▶ Quoted passage

● ● ●

Benefit payments may be made in a lump-sum distribution or in installments. The participant or beneficiary is entitled to select the manner in which benefit payments are received subject to the terms of the Plan. If the participant’s vested account balance is $1,000 or less, payment must be made in a lump-sum distribution.

Withdrawals for financial hardship are permitted provided they meet regulations prescribed by the IRS and are for a severe and immediate financial need. The participant must have exhausted all other assets reasonably available, including obtaining a loan from the Plan and any other qualified plan maintained by the Company, prior to obtaining the hardship withdrawal.

(g)
Forfeited Amounts
At December 31, 2018 and 2017 , the balance of non-vested forfeited accounts totaled $189,179 and $461,226 , respectively. These account balances are used to reduce future employer contributions. During the years ended December 31, 2018 and 2017 , forfeited amounts totaling $463,973 and $16,442 , respectively, were used to reduce employer contributions.

2. Summary of Significant Accounting Policies

(a)
Basis of Accounting
The accompanying financial statements have been prepared on the accrual basis of accounting in conformity with U.S. generally accepted accounting principles (“U.S. GAAP”).

(b)
Payments of Benefits
Benefits are recorded when paid.

(c)
Valuation of Investments
The Plan’s investments are stated at fair value. Shares of registered investment companies and United Natural Foods, Inc. common stock are valued at quoted market prices in active markets. Money market funds are valued at cost which approximates fair value. See Note 3 for further discussion of the methods used to determine the fair value of investments held by the Plan.

● ● ●

▶ Exercise materials
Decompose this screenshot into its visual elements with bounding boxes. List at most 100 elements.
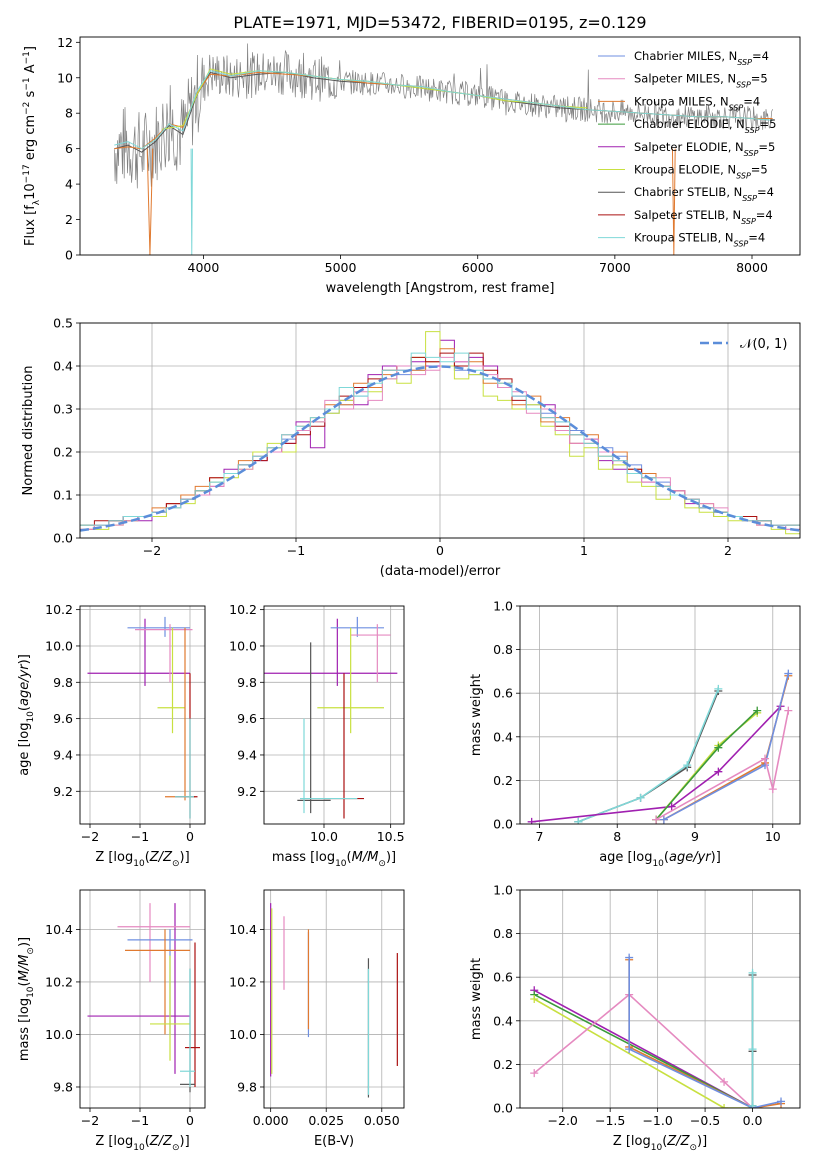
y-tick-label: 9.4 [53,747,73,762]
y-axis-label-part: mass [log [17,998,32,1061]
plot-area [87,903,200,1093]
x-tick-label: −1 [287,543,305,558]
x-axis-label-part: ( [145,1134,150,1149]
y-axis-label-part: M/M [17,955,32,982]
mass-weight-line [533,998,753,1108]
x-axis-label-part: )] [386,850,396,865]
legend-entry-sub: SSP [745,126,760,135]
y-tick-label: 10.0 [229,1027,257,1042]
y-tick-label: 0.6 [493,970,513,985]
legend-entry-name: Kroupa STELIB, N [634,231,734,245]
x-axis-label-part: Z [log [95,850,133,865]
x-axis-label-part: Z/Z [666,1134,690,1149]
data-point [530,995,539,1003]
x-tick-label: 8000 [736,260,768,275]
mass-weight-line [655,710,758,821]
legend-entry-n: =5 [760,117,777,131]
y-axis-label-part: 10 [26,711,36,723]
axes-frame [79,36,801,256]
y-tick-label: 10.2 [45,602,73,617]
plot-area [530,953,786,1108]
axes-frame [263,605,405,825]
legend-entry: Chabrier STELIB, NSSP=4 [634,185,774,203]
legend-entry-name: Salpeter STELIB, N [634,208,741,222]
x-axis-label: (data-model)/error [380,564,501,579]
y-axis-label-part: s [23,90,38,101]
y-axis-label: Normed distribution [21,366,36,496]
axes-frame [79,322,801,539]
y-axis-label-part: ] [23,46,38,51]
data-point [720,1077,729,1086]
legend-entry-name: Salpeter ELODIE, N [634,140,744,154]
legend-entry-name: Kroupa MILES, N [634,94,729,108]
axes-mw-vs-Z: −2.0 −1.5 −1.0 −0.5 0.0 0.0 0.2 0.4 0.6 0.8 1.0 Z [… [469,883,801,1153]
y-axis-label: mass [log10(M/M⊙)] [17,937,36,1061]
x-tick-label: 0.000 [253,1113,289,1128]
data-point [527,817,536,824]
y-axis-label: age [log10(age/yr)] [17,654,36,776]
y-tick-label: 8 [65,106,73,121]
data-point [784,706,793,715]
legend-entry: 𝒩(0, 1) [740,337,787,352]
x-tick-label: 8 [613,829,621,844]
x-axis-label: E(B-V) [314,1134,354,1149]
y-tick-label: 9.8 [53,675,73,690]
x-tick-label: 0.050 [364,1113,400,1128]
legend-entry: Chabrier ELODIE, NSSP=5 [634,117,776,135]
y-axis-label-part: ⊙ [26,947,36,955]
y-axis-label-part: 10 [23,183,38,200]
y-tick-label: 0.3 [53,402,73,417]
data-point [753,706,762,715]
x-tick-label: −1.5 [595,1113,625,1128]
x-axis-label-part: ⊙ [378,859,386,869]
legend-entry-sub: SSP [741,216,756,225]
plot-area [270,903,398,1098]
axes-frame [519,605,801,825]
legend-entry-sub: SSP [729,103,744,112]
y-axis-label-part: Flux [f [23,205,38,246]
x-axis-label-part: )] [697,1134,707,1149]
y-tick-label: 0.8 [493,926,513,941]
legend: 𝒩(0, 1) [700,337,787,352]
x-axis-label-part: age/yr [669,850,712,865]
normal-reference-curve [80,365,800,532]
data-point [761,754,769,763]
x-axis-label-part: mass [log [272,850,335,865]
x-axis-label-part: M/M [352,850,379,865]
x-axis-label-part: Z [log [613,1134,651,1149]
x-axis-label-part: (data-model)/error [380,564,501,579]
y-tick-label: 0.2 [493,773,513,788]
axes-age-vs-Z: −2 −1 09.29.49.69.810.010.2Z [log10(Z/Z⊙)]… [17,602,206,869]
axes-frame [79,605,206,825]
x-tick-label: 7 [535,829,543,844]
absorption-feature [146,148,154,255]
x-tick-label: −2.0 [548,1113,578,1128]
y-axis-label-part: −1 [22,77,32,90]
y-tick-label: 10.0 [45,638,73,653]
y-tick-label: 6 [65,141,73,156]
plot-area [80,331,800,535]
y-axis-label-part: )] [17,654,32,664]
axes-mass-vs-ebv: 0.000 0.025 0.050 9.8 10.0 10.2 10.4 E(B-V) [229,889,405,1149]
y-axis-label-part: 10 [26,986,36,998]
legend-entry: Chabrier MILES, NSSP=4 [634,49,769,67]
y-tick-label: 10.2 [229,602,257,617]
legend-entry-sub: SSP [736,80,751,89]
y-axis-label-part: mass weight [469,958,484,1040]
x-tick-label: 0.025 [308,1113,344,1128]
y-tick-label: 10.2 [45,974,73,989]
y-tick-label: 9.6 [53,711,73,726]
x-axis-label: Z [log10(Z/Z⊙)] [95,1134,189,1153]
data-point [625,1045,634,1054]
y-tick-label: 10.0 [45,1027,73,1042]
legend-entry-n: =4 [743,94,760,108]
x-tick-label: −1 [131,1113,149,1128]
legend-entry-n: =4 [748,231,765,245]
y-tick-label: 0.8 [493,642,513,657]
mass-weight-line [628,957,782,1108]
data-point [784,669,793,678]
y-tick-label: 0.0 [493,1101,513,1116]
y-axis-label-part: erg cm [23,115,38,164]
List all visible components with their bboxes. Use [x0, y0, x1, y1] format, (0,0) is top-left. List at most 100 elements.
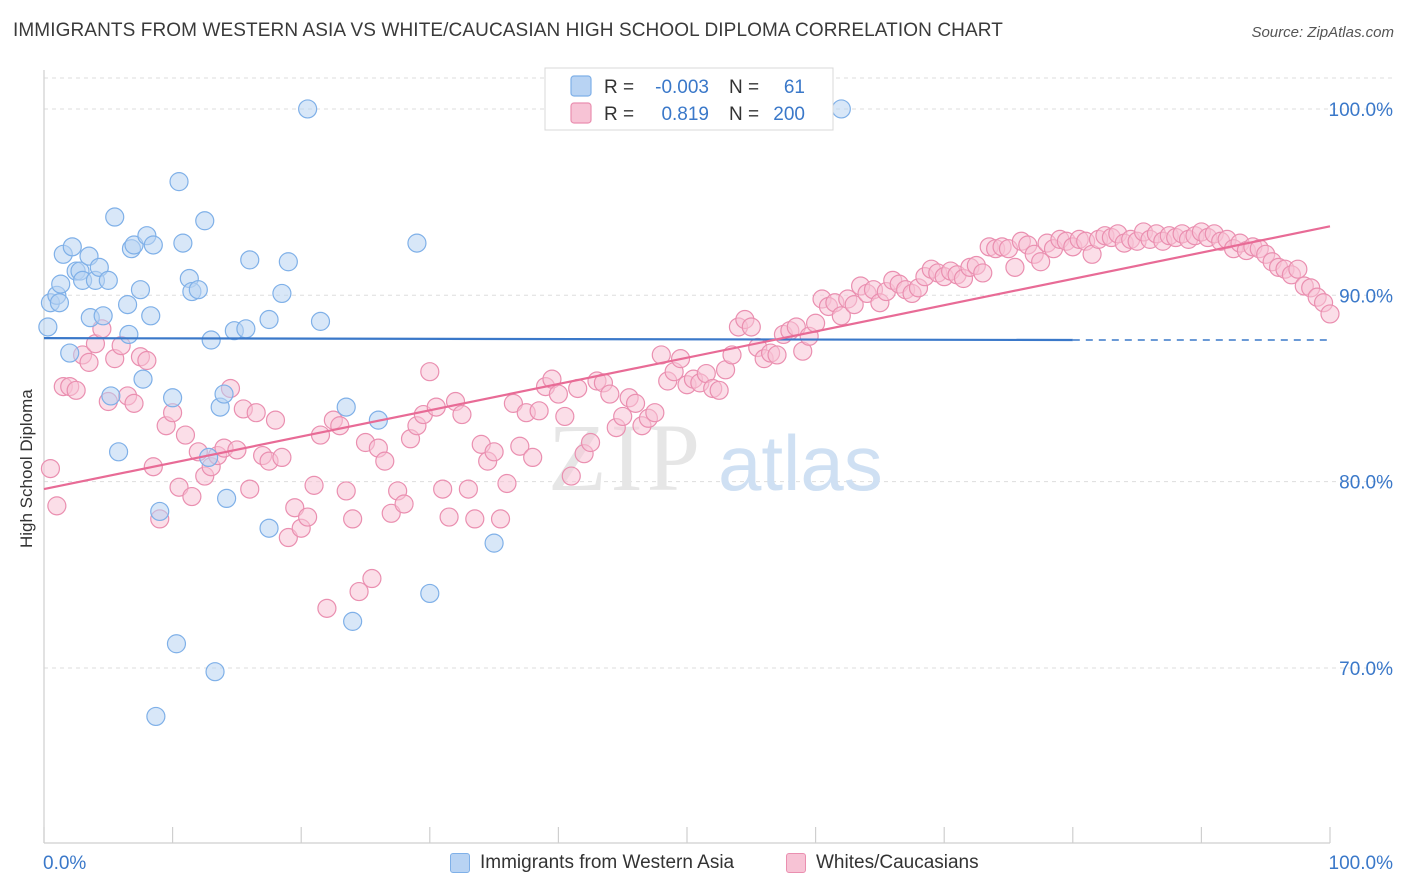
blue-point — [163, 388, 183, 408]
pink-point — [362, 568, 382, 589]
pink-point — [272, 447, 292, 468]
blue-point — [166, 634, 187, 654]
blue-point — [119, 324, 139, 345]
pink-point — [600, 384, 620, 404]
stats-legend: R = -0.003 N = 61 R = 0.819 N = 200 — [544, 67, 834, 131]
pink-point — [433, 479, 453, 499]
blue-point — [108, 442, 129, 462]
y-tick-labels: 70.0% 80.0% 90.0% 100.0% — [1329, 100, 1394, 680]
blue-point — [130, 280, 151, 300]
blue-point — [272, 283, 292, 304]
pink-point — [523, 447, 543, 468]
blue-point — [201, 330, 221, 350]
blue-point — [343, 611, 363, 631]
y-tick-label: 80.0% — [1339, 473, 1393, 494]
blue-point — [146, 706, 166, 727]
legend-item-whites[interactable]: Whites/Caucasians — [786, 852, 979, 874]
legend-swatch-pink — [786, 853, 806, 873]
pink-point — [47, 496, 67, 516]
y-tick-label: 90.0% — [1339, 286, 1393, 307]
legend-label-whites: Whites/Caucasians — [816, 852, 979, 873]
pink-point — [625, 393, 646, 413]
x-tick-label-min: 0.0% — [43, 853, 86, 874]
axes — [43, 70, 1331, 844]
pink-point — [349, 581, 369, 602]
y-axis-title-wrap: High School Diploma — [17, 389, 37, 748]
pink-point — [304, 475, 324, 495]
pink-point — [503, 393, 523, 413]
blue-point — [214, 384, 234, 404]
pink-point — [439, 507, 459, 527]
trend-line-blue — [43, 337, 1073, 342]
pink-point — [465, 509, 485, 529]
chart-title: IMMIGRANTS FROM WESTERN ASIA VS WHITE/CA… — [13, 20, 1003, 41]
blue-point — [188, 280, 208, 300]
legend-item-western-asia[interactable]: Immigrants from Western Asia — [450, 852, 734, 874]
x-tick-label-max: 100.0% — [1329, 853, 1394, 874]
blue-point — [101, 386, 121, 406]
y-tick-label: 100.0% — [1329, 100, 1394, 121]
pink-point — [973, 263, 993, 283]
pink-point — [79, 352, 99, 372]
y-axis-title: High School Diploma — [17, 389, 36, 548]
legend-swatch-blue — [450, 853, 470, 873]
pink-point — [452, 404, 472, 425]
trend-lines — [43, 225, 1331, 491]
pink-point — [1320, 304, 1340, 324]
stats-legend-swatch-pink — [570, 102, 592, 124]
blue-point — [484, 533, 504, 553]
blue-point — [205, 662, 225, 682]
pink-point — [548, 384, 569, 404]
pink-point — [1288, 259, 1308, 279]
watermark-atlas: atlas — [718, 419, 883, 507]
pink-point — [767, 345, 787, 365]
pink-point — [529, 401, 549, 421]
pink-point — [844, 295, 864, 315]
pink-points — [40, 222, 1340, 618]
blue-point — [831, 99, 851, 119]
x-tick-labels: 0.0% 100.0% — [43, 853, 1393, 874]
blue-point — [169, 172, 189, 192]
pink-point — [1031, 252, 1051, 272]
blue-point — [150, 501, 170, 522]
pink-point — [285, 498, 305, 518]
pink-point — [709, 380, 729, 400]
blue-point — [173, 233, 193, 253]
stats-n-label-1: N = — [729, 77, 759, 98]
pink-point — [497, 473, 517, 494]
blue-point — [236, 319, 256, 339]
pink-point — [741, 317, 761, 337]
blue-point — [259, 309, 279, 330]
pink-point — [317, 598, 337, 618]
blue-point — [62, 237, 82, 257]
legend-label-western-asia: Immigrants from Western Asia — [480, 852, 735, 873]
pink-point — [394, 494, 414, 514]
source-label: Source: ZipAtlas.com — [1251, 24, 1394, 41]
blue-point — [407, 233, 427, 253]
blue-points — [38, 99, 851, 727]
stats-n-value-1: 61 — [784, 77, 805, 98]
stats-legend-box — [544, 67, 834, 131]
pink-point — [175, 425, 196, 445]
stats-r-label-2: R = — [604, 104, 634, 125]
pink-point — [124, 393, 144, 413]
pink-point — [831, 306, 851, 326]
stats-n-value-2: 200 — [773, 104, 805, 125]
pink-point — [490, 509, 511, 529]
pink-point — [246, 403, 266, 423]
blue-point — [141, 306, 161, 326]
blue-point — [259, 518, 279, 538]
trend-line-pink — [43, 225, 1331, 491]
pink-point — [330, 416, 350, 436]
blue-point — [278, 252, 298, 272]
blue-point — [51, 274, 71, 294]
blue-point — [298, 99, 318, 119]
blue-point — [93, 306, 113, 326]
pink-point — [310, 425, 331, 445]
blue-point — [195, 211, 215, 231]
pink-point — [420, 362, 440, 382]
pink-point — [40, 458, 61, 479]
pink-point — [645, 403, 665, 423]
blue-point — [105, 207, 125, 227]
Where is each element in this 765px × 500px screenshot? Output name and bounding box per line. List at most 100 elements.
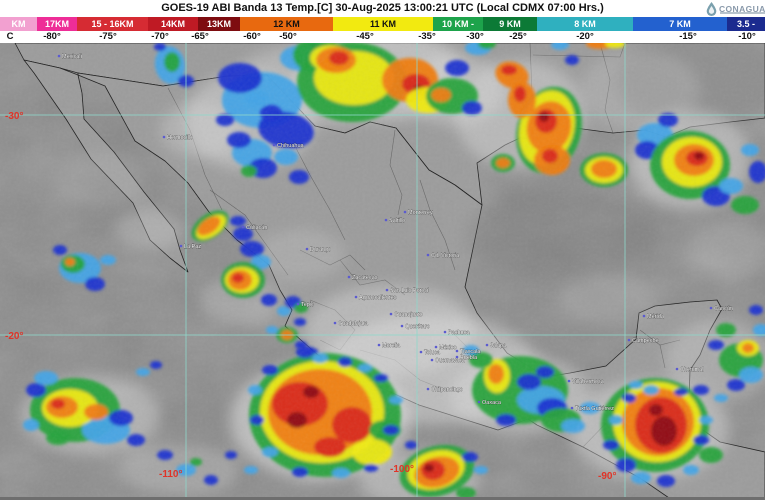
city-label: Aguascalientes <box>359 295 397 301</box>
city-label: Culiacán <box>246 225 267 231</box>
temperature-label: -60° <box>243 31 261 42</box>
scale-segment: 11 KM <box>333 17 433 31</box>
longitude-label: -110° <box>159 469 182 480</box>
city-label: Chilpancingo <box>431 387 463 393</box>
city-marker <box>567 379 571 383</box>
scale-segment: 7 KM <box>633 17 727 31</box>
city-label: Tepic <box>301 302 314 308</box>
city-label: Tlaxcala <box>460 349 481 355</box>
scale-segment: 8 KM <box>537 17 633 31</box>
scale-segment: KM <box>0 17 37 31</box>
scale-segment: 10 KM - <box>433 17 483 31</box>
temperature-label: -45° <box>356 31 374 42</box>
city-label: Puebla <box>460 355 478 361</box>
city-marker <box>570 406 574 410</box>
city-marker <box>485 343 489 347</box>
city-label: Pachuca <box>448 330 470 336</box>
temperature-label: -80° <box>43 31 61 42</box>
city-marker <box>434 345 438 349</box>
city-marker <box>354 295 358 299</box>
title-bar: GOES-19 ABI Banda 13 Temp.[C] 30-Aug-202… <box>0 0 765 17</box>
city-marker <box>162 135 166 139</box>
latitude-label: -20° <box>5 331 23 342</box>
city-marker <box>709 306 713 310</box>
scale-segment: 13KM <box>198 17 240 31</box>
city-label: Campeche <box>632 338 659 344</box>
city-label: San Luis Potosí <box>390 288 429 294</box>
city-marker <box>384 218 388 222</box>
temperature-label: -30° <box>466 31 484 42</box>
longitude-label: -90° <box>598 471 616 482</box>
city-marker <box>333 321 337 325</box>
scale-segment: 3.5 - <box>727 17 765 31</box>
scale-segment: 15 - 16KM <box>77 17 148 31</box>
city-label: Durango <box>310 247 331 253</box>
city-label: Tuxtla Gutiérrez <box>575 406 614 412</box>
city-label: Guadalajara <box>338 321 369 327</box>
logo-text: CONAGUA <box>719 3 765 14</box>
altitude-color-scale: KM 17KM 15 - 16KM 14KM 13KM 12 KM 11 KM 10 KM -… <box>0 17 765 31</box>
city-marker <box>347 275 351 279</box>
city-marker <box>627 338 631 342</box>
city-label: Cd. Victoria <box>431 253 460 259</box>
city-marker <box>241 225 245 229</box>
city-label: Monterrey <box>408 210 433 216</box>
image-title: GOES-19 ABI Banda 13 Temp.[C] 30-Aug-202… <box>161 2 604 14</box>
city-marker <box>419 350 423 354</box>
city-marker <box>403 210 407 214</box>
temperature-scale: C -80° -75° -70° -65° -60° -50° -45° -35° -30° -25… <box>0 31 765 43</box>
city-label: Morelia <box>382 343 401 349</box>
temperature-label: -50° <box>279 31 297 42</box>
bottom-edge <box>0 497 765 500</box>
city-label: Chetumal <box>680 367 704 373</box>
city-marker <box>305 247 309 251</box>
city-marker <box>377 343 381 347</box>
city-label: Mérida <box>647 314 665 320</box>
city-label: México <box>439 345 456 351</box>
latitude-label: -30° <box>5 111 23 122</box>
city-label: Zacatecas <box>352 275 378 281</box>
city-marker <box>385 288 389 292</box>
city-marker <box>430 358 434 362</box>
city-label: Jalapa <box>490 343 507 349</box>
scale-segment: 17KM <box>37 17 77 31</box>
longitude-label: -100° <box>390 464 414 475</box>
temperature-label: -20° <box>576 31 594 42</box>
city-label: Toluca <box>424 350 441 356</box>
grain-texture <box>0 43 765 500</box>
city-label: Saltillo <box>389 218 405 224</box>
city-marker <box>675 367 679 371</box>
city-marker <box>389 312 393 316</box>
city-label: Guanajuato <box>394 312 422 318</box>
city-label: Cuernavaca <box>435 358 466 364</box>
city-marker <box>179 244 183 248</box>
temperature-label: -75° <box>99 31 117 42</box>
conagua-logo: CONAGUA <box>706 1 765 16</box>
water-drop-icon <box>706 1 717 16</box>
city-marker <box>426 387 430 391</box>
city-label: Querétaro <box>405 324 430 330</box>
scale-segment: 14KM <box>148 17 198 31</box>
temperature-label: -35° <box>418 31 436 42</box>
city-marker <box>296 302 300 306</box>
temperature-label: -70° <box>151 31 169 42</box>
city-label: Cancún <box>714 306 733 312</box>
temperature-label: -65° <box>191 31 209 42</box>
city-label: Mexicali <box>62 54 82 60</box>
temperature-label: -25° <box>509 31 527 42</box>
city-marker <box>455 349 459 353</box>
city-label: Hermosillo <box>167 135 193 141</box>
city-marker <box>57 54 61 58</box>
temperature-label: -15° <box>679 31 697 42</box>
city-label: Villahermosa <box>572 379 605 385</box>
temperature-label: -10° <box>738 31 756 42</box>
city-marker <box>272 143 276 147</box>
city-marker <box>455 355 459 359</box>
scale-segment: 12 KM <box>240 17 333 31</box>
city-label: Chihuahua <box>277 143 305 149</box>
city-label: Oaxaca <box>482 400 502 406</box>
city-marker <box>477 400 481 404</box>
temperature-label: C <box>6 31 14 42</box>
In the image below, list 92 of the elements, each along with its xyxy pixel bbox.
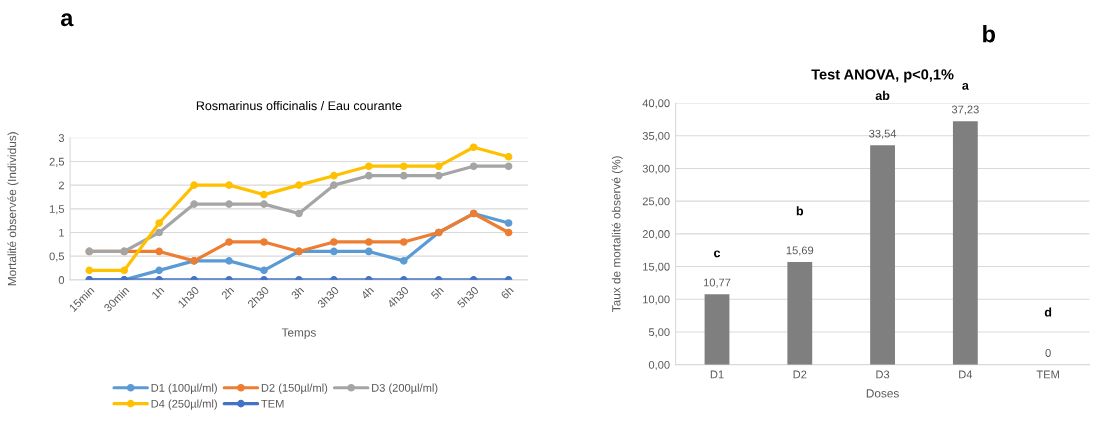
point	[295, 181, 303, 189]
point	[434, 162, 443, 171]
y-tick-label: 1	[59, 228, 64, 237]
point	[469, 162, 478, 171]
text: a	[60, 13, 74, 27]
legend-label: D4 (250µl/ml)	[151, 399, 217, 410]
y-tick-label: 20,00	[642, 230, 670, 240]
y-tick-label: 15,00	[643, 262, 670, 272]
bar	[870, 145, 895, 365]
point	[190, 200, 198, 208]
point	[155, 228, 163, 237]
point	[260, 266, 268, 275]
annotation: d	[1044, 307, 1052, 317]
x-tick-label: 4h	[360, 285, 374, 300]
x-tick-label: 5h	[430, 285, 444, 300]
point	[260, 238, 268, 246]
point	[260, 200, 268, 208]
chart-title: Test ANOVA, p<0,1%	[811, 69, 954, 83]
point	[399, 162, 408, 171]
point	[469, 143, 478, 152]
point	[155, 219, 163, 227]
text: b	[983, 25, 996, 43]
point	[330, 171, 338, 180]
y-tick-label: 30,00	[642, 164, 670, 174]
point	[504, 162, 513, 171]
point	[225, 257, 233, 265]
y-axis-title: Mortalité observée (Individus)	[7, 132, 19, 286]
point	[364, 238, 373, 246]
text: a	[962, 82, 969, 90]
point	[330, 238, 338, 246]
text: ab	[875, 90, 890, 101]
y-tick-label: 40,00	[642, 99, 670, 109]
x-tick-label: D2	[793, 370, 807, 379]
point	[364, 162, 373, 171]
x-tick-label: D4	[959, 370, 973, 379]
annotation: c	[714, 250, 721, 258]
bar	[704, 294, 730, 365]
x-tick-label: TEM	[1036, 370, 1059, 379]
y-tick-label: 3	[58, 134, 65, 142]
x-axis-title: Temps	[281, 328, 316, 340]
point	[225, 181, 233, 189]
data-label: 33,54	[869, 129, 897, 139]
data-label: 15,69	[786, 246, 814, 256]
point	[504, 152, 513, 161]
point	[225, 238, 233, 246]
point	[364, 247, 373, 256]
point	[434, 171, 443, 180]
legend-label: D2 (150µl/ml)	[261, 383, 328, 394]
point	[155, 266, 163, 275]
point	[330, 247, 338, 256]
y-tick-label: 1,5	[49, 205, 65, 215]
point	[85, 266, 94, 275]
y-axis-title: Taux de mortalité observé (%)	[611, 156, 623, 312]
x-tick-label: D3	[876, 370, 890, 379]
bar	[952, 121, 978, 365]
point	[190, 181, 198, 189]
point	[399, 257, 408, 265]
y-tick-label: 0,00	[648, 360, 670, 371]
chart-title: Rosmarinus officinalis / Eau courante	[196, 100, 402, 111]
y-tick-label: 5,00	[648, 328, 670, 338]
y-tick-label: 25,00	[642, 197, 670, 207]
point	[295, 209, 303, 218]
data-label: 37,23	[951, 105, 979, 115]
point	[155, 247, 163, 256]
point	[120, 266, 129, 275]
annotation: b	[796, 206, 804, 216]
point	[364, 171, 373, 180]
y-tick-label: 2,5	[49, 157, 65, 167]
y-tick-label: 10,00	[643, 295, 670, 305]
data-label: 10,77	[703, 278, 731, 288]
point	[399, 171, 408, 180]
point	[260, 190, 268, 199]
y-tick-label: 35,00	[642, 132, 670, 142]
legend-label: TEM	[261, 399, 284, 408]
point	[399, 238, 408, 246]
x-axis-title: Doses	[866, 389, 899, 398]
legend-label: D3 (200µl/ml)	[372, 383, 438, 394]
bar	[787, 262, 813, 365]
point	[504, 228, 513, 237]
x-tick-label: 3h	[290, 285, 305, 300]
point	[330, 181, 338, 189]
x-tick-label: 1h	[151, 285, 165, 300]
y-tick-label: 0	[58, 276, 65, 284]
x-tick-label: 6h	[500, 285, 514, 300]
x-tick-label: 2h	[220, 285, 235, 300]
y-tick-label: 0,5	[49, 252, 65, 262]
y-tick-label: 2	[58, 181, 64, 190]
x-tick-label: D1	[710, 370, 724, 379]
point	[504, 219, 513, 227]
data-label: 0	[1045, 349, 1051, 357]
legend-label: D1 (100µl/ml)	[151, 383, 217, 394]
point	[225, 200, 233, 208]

● ● ●

▶ Task 1
Answer these from the plan notes:
(a) What vested account balance requires payment as a lump-sum distribution?
(b) What was the balance of non-vested forfeited accounts at December 31, 2018?
(c) How are money market funds valued?
▶ Task 2
Reproduce the stretch of the listing from the line containing "blue-point — [163, 388, 183, 408]" through the line containing "blue-point — [146, 706, 166, 727]".

▶ Final result 1
(a) $1,000 or less
(b) $189,179
(c) At cost, which approximates fair value

▶ Final result 2
blue-point — [163, 388, 183, 408]
pink-point — [362, 568, 382, 589]
pink-point — [272, 447, 292, 468]
blue-point — [166, 634, 187, 654]
blue-point — [119, 324, 139, 345]
pink-point — [600, 384, 620, 404]
stats-legend: R = -0.003 N = 61 R = 0.819 N = 200 — [544, 67, 834, 131]
pink-point — [433, 479, 453, 499]
blue-point — [108, 442, 129, 462]
y-tick-labels: 70.0% 80.0% 90.0% 100.0% — [1329, 100, 1394, 680]
blue-point — [130, 280, 151, 300]
blue-point — [272, 283, 292, 304]
pink-point — [523, 447, 543, 468]
blue-point — [201, 330, 221, 350]
blue-point — [343, 611, 363, 631]
y-tick-label: 80.0% — [1339, 473, 1393, 494]
blue-point — [146, 706, 166, 727]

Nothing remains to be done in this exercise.